═════ EXTRAIT

Depuis son accession à l’indépendance en 1960, la vie politique à Madagascar est ponctuée de plusieurs tentatives de coups d’Etat avant celui de 2009. En effet, le 17 mars 2009, le maire de la capitale Andry Rajoelina a pris le pouvoir par la force, plongeant ce pays dans une crise politique sans fin. Bien que l’Union africaine ait tenté de trouver un accord politique consensuel et inclusif de sortie de crise, un régime de transition, fortement dominé par les putschistes et leurs alliés, a été mis en place en 2010.
La période qui s’ensuit est marquée par une gestion chaotique du pays où corruption, insécurité, intimidation et pauvreté constituent le lot quotidien des Malgaches. On constate un pillage à grande échelle des biens publics et des richesses naturelles, et ce malgré l’interpellation des instances internationales, notamment de l’Assemblée Parlementaire ACP UE1 quant à la nécessité de protéger les ressources naturelles contre tout abus.
Répression au sud de Madagascar
Le sud de Madagascar est constitué de cinq régions administratives: Androy (476 000 hab – Chef lieu: Ambovombé), Anosy (544 000 hab – Chef lieu: Taolagnaro), Ihorombé (190 000 hab – Chef lieu : Ihosy), Atsimo-Atsinanana (621 000 hab – Chef lieu : Farafangana) et Atsimo-Andrefana (1 100 000 hab – Chef lieu : Toliara). La densité de la population y est inférieure à la moyenne nationale et plus de 70% des habitants vivent en zone rurale. La population pratique l’élevage contemplatif de zébus lors des cérémonies coutumières. La pauvreté affecte plus gravement les enfants du sud de Madagascar où plus de 65% d’entre eux sont dans une situation de pauvreté extrême2. Ces enfants sont privés de leurs droits les plus fondamentaux tels que l’alimentation, la santé, l’éducation, le logement et la sécurité.

══════════

■ CONSIGNES ■
(1) Les affirmations suivantes sont-elles conformes au texte sur Madagascar ? (a) Andry Rajoelina était maire de la capitale quand il a pris le pouvoir en 2009. (b) Dans le sud de Madagascar, la densité de la population dépasse la moyenne nationale. (c) Le chef-lieu de la région Anosy est Taolagnaro. Répondez par oui ou par non, en citant à chaque fois les mots du texte qui tranchent.
(2) Restituez sans rien changer le passage du texte sur Madagascar qui s'ouvre sur les mots contenant « Répression au sud » et se clôt sur « et la sécurité. ».
(3) Reprenez le texte sur la crise politique à Madagascar à partir de l'endroit où il s'arrête.

═════ DONNÉES FOURNIES

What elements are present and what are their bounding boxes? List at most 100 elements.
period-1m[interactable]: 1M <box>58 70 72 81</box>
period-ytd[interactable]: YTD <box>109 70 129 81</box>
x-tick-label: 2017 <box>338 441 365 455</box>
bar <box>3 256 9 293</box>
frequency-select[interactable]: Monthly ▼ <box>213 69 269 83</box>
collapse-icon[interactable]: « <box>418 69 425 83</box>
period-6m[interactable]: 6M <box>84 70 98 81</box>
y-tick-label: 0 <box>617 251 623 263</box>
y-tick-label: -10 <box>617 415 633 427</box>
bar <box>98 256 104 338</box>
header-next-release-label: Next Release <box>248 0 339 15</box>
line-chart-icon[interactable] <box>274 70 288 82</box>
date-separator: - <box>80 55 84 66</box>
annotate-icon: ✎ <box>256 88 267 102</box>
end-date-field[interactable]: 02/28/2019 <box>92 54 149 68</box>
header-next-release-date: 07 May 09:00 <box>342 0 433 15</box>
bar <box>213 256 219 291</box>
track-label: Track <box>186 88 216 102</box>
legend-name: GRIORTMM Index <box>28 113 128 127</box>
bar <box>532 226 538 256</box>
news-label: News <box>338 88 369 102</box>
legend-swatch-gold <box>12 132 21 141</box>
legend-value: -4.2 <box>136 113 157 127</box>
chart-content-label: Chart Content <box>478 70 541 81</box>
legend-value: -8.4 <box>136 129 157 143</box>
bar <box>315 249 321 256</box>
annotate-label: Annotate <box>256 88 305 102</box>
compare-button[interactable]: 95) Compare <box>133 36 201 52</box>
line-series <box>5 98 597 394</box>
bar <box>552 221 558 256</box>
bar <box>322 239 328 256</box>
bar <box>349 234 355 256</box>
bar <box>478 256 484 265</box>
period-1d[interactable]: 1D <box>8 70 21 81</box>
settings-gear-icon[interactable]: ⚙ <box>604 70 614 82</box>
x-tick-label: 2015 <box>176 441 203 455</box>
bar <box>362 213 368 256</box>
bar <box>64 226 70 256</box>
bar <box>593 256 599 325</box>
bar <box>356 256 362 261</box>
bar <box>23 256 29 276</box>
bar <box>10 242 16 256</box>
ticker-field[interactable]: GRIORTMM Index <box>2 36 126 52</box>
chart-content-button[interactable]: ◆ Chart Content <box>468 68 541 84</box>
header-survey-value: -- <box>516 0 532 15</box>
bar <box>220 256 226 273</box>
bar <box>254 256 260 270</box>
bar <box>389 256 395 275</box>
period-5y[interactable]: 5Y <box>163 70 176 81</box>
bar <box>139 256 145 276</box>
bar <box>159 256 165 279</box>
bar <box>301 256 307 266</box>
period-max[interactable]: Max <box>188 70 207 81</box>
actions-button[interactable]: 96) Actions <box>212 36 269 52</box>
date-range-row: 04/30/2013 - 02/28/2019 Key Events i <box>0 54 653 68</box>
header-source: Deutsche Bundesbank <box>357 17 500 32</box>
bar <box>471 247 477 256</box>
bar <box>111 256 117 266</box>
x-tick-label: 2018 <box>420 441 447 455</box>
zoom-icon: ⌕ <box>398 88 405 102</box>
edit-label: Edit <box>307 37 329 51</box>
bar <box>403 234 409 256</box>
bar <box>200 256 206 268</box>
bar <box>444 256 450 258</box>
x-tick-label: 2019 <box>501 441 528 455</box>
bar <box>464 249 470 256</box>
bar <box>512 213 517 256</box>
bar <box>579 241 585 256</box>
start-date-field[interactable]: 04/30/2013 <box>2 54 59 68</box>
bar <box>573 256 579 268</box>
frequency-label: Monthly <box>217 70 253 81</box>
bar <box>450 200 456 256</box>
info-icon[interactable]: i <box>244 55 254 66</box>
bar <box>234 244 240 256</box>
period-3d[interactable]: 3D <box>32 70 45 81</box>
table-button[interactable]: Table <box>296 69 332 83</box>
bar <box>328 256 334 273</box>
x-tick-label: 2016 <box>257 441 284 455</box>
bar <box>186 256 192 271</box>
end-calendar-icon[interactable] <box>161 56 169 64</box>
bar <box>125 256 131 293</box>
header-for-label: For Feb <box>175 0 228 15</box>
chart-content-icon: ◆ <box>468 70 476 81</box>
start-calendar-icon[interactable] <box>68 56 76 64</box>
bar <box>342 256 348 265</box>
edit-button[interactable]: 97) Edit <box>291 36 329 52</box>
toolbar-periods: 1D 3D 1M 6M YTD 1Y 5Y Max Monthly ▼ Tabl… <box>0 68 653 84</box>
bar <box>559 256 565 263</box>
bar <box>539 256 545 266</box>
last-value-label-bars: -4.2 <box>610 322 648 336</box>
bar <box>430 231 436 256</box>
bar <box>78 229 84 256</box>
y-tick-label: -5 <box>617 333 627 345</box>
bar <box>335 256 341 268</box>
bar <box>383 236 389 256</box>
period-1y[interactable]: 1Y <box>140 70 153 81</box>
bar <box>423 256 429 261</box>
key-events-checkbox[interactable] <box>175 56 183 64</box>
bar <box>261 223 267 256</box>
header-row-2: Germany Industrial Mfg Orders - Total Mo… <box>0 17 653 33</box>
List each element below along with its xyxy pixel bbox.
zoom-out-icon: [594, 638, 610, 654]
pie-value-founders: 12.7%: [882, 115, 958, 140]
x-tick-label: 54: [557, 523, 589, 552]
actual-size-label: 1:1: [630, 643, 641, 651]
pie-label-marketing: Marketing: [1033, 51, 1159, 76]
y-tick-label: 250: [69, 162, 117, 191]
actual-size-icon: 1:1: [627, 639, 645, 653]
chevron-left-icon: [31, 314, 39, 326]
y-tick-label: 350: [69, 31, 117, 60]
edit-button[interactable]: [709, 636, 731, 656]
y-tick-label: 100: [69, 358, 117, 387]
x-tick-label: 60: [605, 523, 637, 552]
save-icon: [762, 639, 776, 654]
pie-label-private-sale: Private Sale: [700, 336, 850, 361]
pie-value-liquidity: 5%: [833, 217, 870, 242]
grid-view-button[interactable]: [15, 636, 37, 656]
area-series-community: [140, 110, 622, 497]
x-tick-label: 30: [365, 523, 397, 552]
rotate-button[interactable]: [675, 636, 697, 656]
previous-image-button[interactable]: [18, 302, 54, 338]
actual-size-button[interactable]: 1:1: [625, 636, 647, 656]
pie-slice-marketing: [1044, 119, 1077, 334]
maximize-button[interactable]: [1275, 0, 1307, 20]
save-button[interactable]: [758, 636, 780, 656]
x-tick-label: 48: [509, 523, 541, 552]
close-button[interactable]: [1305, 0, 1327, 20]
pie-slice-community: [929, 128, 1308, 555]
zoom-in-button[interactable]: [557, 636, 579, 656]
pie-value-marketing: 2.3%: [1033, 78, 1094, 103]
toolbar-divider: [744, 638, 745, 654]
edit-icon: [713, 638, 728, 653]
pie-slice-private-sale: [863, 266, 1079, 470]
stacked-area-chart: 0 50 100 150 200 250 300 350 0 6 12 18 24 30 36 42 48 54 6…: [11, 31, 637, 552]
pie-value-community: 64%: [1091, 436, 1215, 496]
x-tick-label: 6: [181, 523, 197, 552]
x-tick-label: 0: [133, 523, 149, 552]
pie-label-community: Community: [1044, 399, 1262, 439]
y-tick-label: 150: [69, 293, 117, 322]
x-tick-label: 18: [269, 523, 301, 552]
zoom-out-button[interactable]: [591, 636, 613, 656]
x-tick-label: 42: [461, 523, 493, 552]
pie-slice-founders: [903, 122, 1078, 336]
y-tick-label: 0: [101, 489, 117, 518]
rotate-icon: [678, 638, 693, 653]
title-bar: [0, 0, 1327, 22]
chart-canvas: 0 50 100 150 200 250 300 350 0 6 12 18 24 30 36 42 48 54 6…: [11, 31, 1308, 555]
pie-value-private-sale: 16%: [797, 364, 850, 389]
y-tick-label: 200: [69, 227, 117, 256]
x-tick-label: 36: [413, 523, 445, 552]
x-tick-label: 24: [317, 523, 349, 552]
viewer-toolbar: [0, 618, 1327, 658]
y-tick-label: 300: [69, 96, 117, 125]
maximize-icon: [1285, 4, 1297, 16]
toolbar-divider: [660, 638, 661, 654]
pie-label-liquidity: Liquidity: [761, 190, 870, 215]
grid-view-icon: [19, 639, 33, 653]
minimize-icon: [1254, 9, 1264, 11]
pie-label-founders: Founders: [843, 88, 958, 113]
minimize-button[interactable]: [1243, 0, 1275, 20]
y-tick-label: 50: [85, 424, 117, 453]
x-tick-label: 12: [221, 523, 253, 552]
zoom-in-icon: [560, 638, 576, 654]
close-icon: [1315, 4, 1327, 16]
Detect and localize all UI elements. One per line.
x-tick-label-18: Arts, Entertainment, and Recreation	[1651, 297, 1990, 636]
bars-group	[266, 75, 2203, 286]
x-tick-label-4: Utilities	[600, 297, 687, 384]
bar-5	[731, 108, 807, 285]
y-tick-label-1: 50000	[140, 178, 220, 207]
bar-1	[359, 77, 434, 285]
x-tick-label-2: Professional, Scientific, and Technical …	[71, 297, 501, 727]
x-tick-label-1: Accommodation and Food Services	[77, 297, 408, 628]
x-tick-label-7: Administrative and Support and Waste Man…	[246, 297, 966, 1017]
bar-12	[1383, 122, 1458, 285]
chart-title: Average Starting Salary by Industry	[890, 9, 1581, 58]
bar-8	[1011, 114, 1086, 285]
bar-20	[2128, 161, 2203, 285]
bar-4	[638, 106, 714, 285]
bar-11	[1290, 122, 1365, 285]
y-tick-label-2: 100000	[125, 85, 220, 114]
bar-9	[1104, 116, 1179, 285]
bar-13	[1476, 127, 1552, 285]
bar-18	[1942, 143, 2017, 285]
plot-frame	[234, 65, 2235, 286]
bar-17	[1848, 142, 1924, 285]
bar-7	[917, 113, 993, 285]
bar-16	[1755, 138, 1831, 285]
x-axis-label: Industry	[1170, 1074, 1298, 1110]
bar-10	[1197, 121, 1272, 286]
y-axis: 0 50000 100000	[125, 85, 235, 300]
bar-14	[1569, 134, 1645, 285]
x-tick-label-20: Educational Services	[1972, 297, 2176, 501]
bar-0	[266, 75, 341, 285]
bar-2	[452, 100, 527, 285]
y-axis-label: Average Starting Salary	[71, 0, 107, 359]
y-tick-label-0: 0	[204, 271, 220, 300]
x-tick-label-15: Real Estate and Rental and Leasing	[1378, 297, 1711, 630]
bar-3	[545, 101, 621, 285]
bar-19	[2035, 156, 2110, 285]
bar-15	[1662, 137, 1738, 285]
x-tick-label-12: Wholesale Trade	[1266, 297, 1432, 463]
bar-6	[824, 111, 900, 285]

══════════

■ CORRIGÉ ■
(1)
(a) Oui : « le maire de la capitale Andry Rajoelina a pris le pouvoir par la force »
(b) Non : « La densité de la population y est inférieure à la moyenne nationale »
(c) Oui : « Anosy (544 000 hab – Chef lieu: Taolagnaro) »

(2)
Répression au sud de Madagascar
Le sud de Madagascar est constitué de cinq régions administratives: Androy (476 000 hab – Chef lieu: Ambovombé), Anosy (544 000 hab – Chef lieu: Taolagnaro), Ihorombé (190 000 hab – Chef lieu : Ihosy), Atsimo-Atsinanana (621 000 hab – Chef lieu : Farafangana) et Atsimo-Andrefana (1 100 000 hab – Chef lieu : Toliara). La densité de la population y est inférieure à la moyenne nationale et plus de 70% des habitants vivent en zone rurale. La population pratique l’élevage contemplatif de zébus lors des cérémonies coutumières. La pauvreté affecte plus gravement les enfants du sud de Madagascar où plus de 65% d’entre eux sont dans une situation de pauvreté extrême2. Ces enfants sont privés de leurs droits les plus fondamentaux tels que l’alimentation, la santé, l’éducation, le logement et la sécurité.

(3)
Depuis le mois de juin 2012, le sud de Madagascar, principalement la population des régions de l’Androy et de l’Anosy, est cible d’attaques répétées par les forces de l’ordre et des milices armées. En effet, sous le prétexte officiel de lutter contre les « Dahalo »3, les forces de l’ordre mènent des opérations militaires avec l’utilisation d’armes lourdes (fusils d’assaut, lance-roquettes, etc.) et d’hélicoptères. De plus, une force spéciale, dotée de moyens importants en hommes et en matériels, a été spécialement créée pour mener l’opération « Tandroka » (cornes de zébus) dont l’objectif officiel est de capturer le chef présumé des dahalo, Remenabila. Le commandement a été confié au chef de la police politique de Rajoelina, le colonel Réné Lylison.
Lors de trois opérations « Tandroka », de septembre 2012 à avril 2013, les forces de l’ordre ont commis des massacres dans la région d’Amboasary-Sud, faisant plusieurs centaines de victimes dont des femmes et des enfants tués par balles ainsi que des présumés dahalo exécutés sommairement4. Des jeunes dont des mineurs, accusés d’être des bandits, ont été mutilés ou torturés à mort avec l’encouragement des forces de l’ordre. Ces dernières ont également brûlé entièrement une vingtaine de villages5. Suite à ces opérations, plus de 3000 personnes, terrorisées, ont fui soit vers les grandes villes, soit dans la forêt. La plupart d’entre elles se trouvent dans un dénuement total (sans abris et sans nourriture).
Malgré ces opérations et les moyens mobilisés, le chef présumé des « dahalo », le fameux Remenabila (existe-il réellement ?), est toujours insaisissable.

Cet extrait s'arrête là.